Problem statement: Go through the listing and return every line with "Weltkindertag" in it.
-- START OF Entries supplied --
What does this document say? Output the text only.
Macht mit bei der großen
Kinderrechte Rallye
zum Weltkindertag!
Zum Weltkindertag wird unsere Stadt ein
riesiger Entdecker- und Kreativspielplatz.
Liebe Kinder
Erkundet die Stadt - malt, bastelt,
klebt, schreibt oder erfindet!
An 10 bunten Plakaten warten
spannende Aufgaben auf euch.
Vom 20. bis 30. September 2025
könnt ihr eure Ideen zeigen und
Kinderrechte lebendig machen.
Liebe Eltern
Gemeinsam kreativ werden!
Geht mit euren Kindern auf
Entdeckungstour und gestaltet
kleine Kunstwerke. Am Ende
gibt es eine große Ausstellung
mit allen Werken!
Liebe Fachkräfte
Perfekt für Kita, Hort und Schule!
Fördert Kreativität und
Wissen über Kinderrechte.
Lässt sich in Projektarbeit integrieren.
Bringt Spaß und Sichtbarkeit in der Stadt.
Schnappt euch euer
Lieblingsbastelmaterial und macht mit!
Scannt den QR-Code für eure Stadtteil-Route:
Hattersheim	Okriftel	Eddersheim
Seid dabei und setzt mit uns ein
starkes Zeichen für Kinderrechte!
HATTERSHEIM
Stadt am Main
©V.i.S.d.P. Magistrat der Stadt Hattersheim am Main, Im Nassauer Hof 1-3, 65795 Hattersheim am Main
-- END OF Entries supplied --
-- START OF Entries supplied --
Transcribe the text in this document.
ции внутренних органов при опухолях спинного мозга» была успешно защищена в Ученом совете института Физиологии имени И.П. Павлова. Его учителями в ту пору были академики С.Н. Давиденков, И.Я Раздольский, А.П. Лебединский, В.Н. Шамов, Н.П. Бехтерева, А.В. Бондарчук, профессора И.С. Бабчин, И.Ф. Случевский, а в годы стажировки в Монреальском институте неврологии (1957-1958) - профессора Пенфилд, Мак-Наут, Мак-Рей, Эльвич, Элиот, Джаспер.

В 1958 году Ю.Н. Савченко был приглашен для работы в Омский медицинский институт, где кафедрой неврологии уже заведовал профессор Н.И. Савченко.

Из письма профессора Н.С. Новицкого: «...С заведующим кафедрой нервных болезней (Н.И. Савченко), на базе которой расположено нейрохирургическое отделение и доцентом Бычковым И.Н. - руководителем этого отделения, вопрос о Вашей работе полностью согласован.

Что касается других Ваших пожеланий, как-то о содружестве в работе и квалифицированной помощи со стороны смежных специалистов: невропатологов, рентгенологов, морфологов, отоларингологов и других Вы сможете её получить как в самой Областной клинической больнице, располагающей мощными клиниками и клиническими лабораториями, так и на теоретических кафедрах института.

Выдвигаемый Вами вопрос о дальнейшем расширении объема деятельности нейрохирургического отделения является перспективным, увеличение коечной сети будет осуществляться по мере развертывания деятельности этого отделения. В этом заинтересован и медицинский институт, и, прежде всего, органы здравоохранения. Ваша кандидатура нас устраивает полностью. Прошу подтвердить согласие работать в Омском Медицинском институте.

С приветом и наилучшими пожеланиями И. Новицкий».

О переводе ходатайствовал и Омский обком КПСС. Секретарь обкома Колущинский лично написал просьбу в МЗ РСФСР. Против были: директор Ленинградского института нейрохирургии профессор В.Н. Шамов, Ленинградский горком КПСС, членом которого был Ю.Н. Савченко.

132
-- END OF Entries supplied --
Output for this exercise:
zum Weltkindertag!
Zum Weltkindertag wird unsere Stadt ein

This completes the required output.